* THE TASK:
Leave out the pictures, and reproduce exactly the lines from the line containing "Decode this image" through the final line of the entries.

* RECORDS PROVIDED:

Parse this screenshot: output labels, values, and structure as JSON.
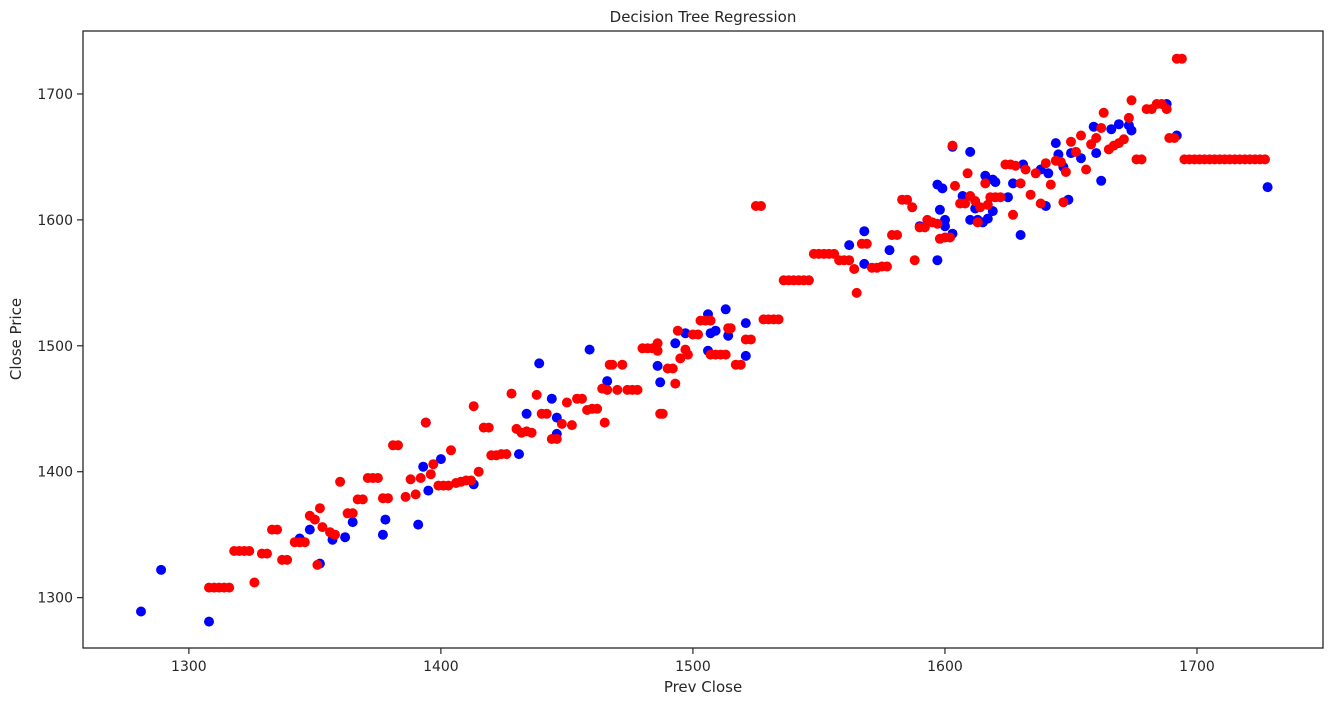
{
  "chart_data": {
    "type": "scatter",
    "title": "Decision Tree Regression",
    "xlabel": "Prev Close",
    "ylabel": "Close Price",
    "xlim": [
      1258,
      1750
    ],
    "ylim": [
      1260,
      1750
    ],
    "xticks": [
      1300,
      1400,
      1500,
      1600,
      1700
    ],
    "yticks": [
      1300,
      1400,
      1500,
      1600,
      1700
    ],
    "grid": false,
    "colors": {
      "actual": "#0000ff",
      "predicted": "#ff0000",
      "axes": "#262626"
    },
    "series": [
      {
        "color": "#0000ff",
        "points": [
          [
            1281,
            1289
          ],
          [
            1289,
            1322
          ],
          [
            1308,
            1281
          ],
          [
            1344,
            1347
          ],
          [
            1348,
            1354
          ],
          [
            1352,
            1327
          ],
          [
            1357,
            1346
          ],
          [
            1362,
            1348
          ],
          [
            1365,
            1360
          ],
          [
            1377,
            1350
          ],
          [
            1378,
            1362
          ],
          [
            1391,
            1358
          ],
          [
            1393,
            1404
          ],
          [
            1394,
            1439
          ],
          [
            1395,
            1385
          ],
          [
            1400,
            1410
          ],
          [
            1413,
            1390
          ],
          [
            1431,
            1414
          ],
          [
            1434,
            1446
          ],
          [
            1439,
            1486
          ],
          [
            1444,
            1458
          ],
          [
            1446,
            1430
          ],
          [
            1446,
            1443
          ],
          [
            1459,
            1497
          ],
          [
            1466,
            1472
          ],
          [
            1486,
            1484
          ],
          [
            1487,
            1471
          ],
          [
            1493,
            1502
          ],
          [
            1497,
            1510
          ],
          [
            1506,
            1525
          ],
          [
            1506,
            1496
          ],
          [
            1507,
            1510
          ],
          [
            1509,
            1512
          ],
          [
            1513,
            1529
          ],
          [
            1514,
            1508
          ],
          [
            1521,
            1518
          ],
          [
            1521,
            1492
          ],
          [
            1562,
            1580
          ],
          [
            1568,
            1591
          ],
          [
            1568,
            1565
          ],
          [
            1578,
            1576
          ],
          [
            1590,
            1595
          ],
          [
            1597,
            1568
          ],
          [
            1597,
            1628
          ],
          [
            1598,
            1608
          ],
          [
            1599,
            1625
          ],
          [
            1600,
            1600
          ],
          [
            1600,
            1595
          ],
          [
            1603,
            1589
          ],
          [
            1603,
            1658
          ],
          [
            1607,
            1619
          ],
          [
            1610,
            1600
          ],
          [
            1610,
            1654
          ],
          [
            1612,
            1609
          ],
          [
            1613,
            1600
          ],
          [
            1615,
            1598
          ],
          [
            1616,
            1635
          ],
          [
            1617,
            1601
          ],
          [
            1619,
            1607
          ],
          [
            1619,
            1632
          ],
          [
            1620,
            1630
          ],
          [
            1625,
            1618
          ],
          [
            1627,
            1629
          ],
          [
            1630,
            1588
          ],
          [
            1631,
            1644
          ],
          [
            1638,
            1640
          ],
          [
            1640,
            1611
          ],
          [
            1641,
            1637
          ],
          [
            1644,
            1661
          ],
          [
            1645,
            1652
          ],
          [
            1647,
            1642
          ],
          [
            1649,
            1616
          ],
          [
            1650,
            1653
          ],
          [
            1654,
            1649
          ],
          [
            1659,
            1674
          ],
          [
            1660,
            1653
          ],
          [
            1662,
            1631
          ],
          [
            1666,
            1672
          ],
          [
            1669,
            1676
          ],
          [
            1673,
            1675
          ],
          [
            1674,
            1671
          ],
          [
            1688,
            1692
          ],
          [
            1692,
            1667
          ],
          [
            1728,
            1626
          ]
        ]
      },
      {
        "color": "#ff0000",
        "points": [
          [
            1308,
            1308
          ],
          [
            1310,
            1308
          ],
          [
            1312,
            1308
          ],
          [
            1314,
            1308
          ],
          [
            1316,
            1308
          ],
          [
            1318,
            1337
          ],
          [
            1320,
            1337
          ],
          [
            1322,
            1337
          ],
          [
            1324,
            1337
          ],
          [
            1326,
            1312
          ],
          [
            1329,
            1335
          ],
          [
            1331,
            1335
          ],
          [
            1333,
            1354
          ],
          [
            1335,
            1354
          ],
          [
            1337,
            1330
          ],
          [
            1339,
            1330
          ],
          [
            1342,
            1344
          ],
          [
            1344,
            1344
          ],
          [
            1346,
            1344
          ],
          [
            1348,
            1365
          ],
          [
            1350,
            1362
          ],
          [
            1351,
            1326
          ],
          [
            1352,
            1371
          ],
          [
            1353,
            1356
          ],
          [
            1356,
            1352
          ],
          [
            1358,
            1350
          ],
          [
            1360,
            1392
          ],
          [
            1363,
            1367
          ],
          [
            1365,
            1367
          ],
          [
            1367,
            1378
          ],
          [
            1369,
            1378
          ],
          [
            1371,
            1395
          ],
          [
            1373,
            1395
          ],
          [
            1375,
            1395
          ],
          [
            1377,
            1379
          ],
          [
            1379,
            1379
          ],
          [
            1381,
            1421
          ],
          [
            1383,
            1421
          ],
          [
            1386,
            1380
          ],
          [
            1388,
            1394
          ],
          [
            1390,
            1382
          ],
          [
            1392,
            1395
          ],
          [
            1394,
            1439
          ],
          [
            1396,
            1398
          ],
          [
            1397,
            1406
          ],
          [
            1399,
            1389
          ],
          [
            1401,
            1389
          ],
          [
            1403,
            1389
          ],
          [
            1404,
            1417
          ],
          [
            1406,
            1391
          ],
          [
            1408,
            1392
          ],
          [
            1410,
            1393
          ],
          [
            1412,
            1393
          ],
          [
            1413,
            1452
          ],
          [
            1415,
            1400
          ],
          [
            1417,
            1435
          ],
          [
            1419,
            1435
          ],
          [
            1420,
            1413
          ],
          [
            1422,
            1413
          ],
          [
            1424,
            1414
          ],
          [
            1426,
            1414
          ],
          [
            1428,
            1462
          ],
          [
            1430,
            1434
          ],
          [
            1432,
            1431
          ],
          [
            1434,
            1432
          ],
          [
            1436,
            1431
          ],
          [
            1438,
            1461
          ],
          [
            1440,
            1446
          ],
          [
            1442,
            1446
          ],
          [
            1444,
            1426
          ],
          [
            1446,
            1426
          ],
          [
            1448,
            1438
          ],
          [
            1450,
            1455
          ],
          [
            1452,
            1437
          ],
          [
            1454,
            1458
          ],
          [
            1456,
            1458
          ],
          [
            1458,
            1449
          ],
          [
            1460,
            1450
          ],
          [
            1462,
            1450
          ],
          [
            1464,
            1466
          ],
          [
            1465,
            1439
          ],
          [
            1466,
            1465
          ],
          [
            1467,
            1485
          ],
          [
            1468,
            1485
          ],
          [
            1470,
            1465
          ],
          [
            1472,
            1485
          ],
          [
            1474,
            1465
          ],
          [
            1476,
            1465
          ],
          [
            1478,
            1465
          ],
          [
            1480,
            1498
          ],
          [
            1482,
            1498
          ],
          [
            1484,
            1498
          ],
          [
            1486,
            1502
          ],
          [
            1486,
            1496
          ],
          [
            1487,
            1446
          ],
          [
            1488,
            1446
          ],
          [
            1490,
            1482
          ],
          [
            1492,
            1482
          ],
          [
            1493,
            1470
          ],
          [
            1494,
            1512
          ],
          [
            1495,
            1490
          ],
          [
            1497,
            1497
          ],
          [
            1498,
            1493
          ],
          [
            1500,
            1509
          ],
          [
            1502,
            1509
          ],
          [
            1503,
            1520
          ],
          [
            1505,
            1520
          ],
          [
            1507,
            1520
          ],
          [
            1507,
            1493
          ],
          [
            1509,
            1493
          ],
          [
            1511,
            1493
          ],
          [
            1513,
            1493
          ],
          [
            1514,
            1514
          ],
          [
            1515,
            1514
          ],
          [
            1517,
            1485
          ],
          [
            1519,
            1485
          ],
          [
            1521,
            1505
          ],
          [
            1523,
            1505
          ],
          [
            1525,
            1611
          ],
          [
            1527,
            1611
          ],
          [
            1528,
            1521
          ],
          [
            1530,
            1521
          ],
          [
            1532,
            1521
          ],
          [
            1534,
            1521
          ],
          [
            1536,
            1552
          ],
          [
            1538,
            1552
          ],
          [
            1540,
            1552
          ],
          [
            1542,
            1552
          ],
          [
            1544,
            1552
          ],
          [
            1546,
            1552
          ],
          [
            1548,
            1573
          ],
          [
            1550,
            1573
          ],
          [
            1552,
            1573
          ],
          [
            1554,
            1573
          ],
          [
            1556,
            1573
          ],
          [
            1558,
            1568
          ],
          [
            1560,
            1568
          ],
          [
            1562,
            1568
          ],
          [
            1564,
            1561
          ],
          [
            1565,
            1542
          ],
          [
            1567,
            1581
          ],
          [
            1569,
            1581
          ],
          [
            1571,
            1562
          ],
          [
            1573,
            1562
          ],
          [
            1575,
            1563
          ],
          [
            1577,
            1563
          ],
          [
            1579,
            1588
          ],
          [
            1581,
            1588
          ],
          [
            1583,
            1616
          ],
          [
            1585,
            1616
          ],
          [
            1587,
            1610
          ],
          [
            1588,
            1568
          ],
          [
            1590,
            1594
          ],
          [
            1592,
            1594
          ],
          [
            1593,
            1600
          ],
          [
            1595,
            1598
          ],
          [
            1597,
            1597
          ],
          [
            1598,
            1585
          ],
          [
            1600,
            1586
          ],
          [
            1602,
            1586
          ],
          [
            1603,
            1659
          ],
          [
            1604,
            1627
          ],
          [
            1606,
            1613
          ],
          [
            1608,
            1613
          ],
          [
            1609,
            1637
          ],
          [
            1610,
            1619
          ],
          [
            1612,
            1615
          ],
          [
            1613,
            1598
          ],
          [
            1614,
            1610
          ],
          [
            1616,
            1629
          ],
          [
            1617,
            1612
          ],
          [
            1618,
            1618
          ],
          [
            1620,
            1618
          ],
          [
            1622,
            1618
          ],
          [
            1624,
            1644
          ],
          [
            1626,
            1644
          ],
          [
            1627,
            1604
          ],
          [
            1628,
            1643
          ],
          [
            1630,
            1629
          ],
          [
            1632,
            1640
          ],
          [
            1634,
            1620
          ],
          [
            1636,
            1637
          ],
          [
            1638,
            1613
          ],
          [
            1640,
            1645
          ],
          [
            1642,
            1628
          ],
          [
            1644,
            1647
          ],
          [
            1646,
            1646
          ],
          [
            1647,
            1614
          ],
          [
            1648,
            1638
          ],
          [
            1650,
            1662
          ],
          [
            1652,
            1654
          ],
          [
            1654,
            1667
          ],
          [
            1656,
            1640
          ],
          [
            1658,
            1660
          ],
          [
            1660,
            1665
          ],
          [
            1662,
            1673
          ],
          [
            1663,
            1685
          ],
          [
            1665,
            1656
          ],
          [
            1667,
            1659
          ],
          [
            1669,
            1661
          ],
          [
            1671,
            1664
          ],
          [
            1673,
            1681
          ],
          [
            1674,
            1695
          ],
          [
            1676,
            1648
          ],
          [
            1678,
            1648
          ],
          [
            1680,
            1688
          ],
          [
            1682,
            1688
          ],
          [
            1684,
            1692
          ],
          [
            1686,
            1692
          ],
          [
            1688,
            1688
          ],
          [
            1689,
            1665
          ],
          [
            1691,
            1665
          ],
          [
            1692,
            1728
          ],
          [
            1694,
            1728
          ],
          [
            1695,
            1648
          ],
          [
            1697,
            1648
          ],
          [
            1699,
            1648
          ],
          [
            1701,
            1648
          ],
          [
            1703,
            1648
          ],
          [
            1705,
            1648
          ],
          [
            1707,
            1648
          ],
          [
            1709,
            1648
          ],
          [
            1711,
            1648
          ],
          [
            1713,
            1648
          ],
          [
            1715,
            1648
          ],
          [
            1717,
            1648
          ],
          [
            1719,
            1648
          ],
          [
            1721,
            1648
          ],
          [
            1723,
            1648
          ],
          [
            1725,
            1648
          ],
          [
            1727,
            1648
          ]
        ]
      }
    ]
  }
}
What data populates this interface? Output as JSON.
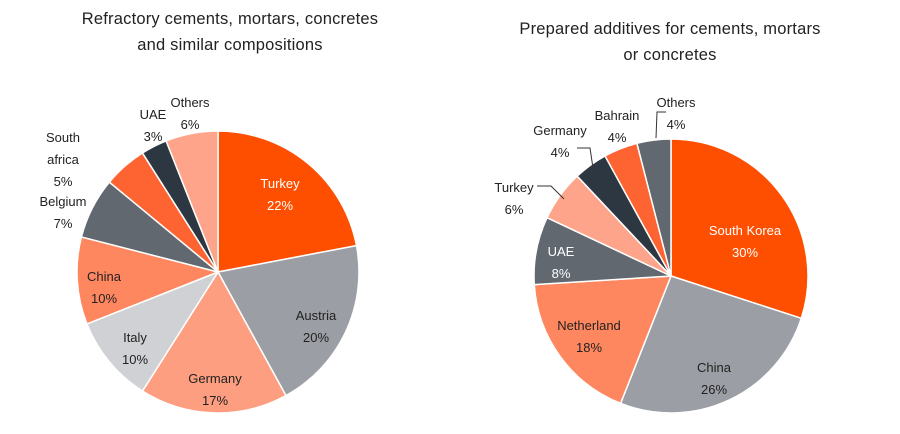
{
  "chart_data": [
    {
      "type": "pie",
      "title": "Refractory cements, mortars, concretes and similar compositions",
      "title_lines": [
        "Refractory cements, mortars, concretes",
        "and similar compositions"
      ],
      "slices": [
        {
          "label": "Turkey",
          "value": 22,
          "value_label": "22%",
          "color": "#fe4f00"
        },
        {
          "label": "Austria",
          "value": 20,
          "value_label": "20%",
          "color": "#9b9ea4"
        },
        {
          "label": "Germany",
          "value": 17,
          "value_label": "17%",
          "color": "#fd9e80"
        },
        {
          "label": "Italy",
          "value": 10,
          "value_label": "10%",
          "color": "#cfd1d4"
        },
        {
          "label": "China",
          "value": 10,
          "value_label": "10%",
          "color": "#ff875f"
        },
        {
          "label": "Belgium",
          "value": 7,
          "value_label": "7%",
          "color": "#616870"
        },
        {
          "label": "South africa",
          "value": 5,
          "value_label": "5%",
          "color": "#fe6332"
        },
        {
          "label": "UAE",
          "value": 3,
          "value_label": "3%",
          "color": "#2d3741"
        },
        {
          "label": "Others",
          "value": 6,
          "value_label": "6%",
          "color": "#fea48a"
        }
      ]
    },
    {
      "type": "pie",
      "title": "Prepared additives for cements, mortars or concretes",
      "title_lines": [
        "Prepared additives for cements, mortars",
        "or concretes"
      ],
      "slices": [
        {
          "label": "South Korea",
          "value": 30,
          "value_label": "30%",
          "color": "#fe4f00"
        },
        {
          "label": "China",
          "value": 26,
          "value_label": "26%",
          "color": "#9b9ea4"
        },
        {
          "label": "Netherland",
          "value": 18,
          "value_label": "18%",
          "color": "#ff875f"
        },
        {
          "label": "UAE",
          "value": 8,
          "value_label": "8%",
          "color": "#616870"
        },
        {
          "label": "Turkey",
          "value": 6,
          "value_label": "6%",
          "color": "#fea48a"
        },
        {
          "label": "Germany",
          "value": 4,
          "value_label": "4%",
          "color": "#2d3741"
        },
        {
          "label": "Bahrain",
          "value": 4,
          "value_label": "4%",
          "color": "#fe6332"
        },
        {
          "label": "Others",
          "value": 4,
          "value_label": "4%",
          "color": "#616870"
        }
      ]
    }
  ]
}
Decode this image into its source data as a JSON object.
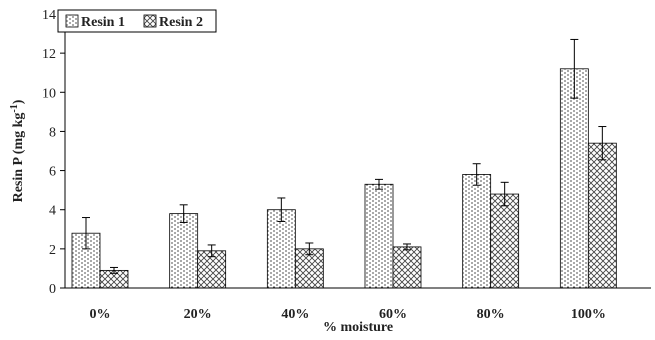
{
  "chart_data": {
    "type": "bar",
    "xlabel": "% moisture",
    "ylabel_main": "Resin P (mg kg",
    "ylabel_sup": "-1",
    "ylabel_end": ")",
    "categories": [
      "0%",
      "20%",
      "40%",
      "60%",
      "80%",
      "100%"
    ],
    "yticks": [
      "0",
      "2",
      "4",
      "6",
      "8",
      "10",
      "12",
      "14"
    ],
    "ylim": [
      0,
      14
    ],
    "grid": false,
    "legend_position": "top-left",
    "series": [
      {
        "name": "Resin 1",
        "values": [
          2.8,
          3.8,
          4.0,
          5.3,
          5.8,
          11.2
        ],
        "errors": [
          0.8,
          0.45,
          0.6,
          0.25,
          0.55,
          1.5
        ],
        "pattern": "dots"
      },
      {
        "name": "Resin 2",
        "values": [
          0.9,
          1.9,
          2.0,
          2.1,
          4.8,
          7.4
        ],
        "errors": [
          0.15,
          0.3,
          0.3,
          0.15,
          0.6,
          0.85
        ],
        "pattern": "crosshatch"
      }
    ]
  }
}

* TASK SOLUTION:
Decode this image into its source data as a JSON object.
{
  "chart_data": {
    "type": "bar",
    "xlabel": "% moisture",
    "ylabel_main": "Resin P (mg kg",
    "ylabel_sup": "-1",
    "ylabel_end": ")",
    "categories": [
      "0%",
      "20%",
      "40%",
      "60%",
      "80%",
      "100%"
    ],
    "yticks": [
      "0",
      "2",
      "4",
      "6",
      "8",
      "10",
      "12",
      "14"
    ],
    "ylim": [
      0,
      14
    ],
    "grid": false,
    "legend_position": "top-left",
    "series": [
      {
        "name": "Resin 1",
        "values": [
          2.8,
          3.8,
          4.0,
          5.3,
          5.8,
          11.2
        ],
        "errors": [
          0.8,
          0.45,
          0.6,
          0.25,
          0.55,
          1.5
        ],
        "pattern": "dots"
      },
      {
        "name": "Resin 2",
        "values": [
          0.9,
          1.9,
          2.0,
          2.1,
          4.8,
          7.4
        ],
        "errors": [
          0.15,
          0.3,
          0.3,
          0.15,
          0.6,
          0.85
        ],
        "pattern": "crosshatch"
      }
    ]
  }
}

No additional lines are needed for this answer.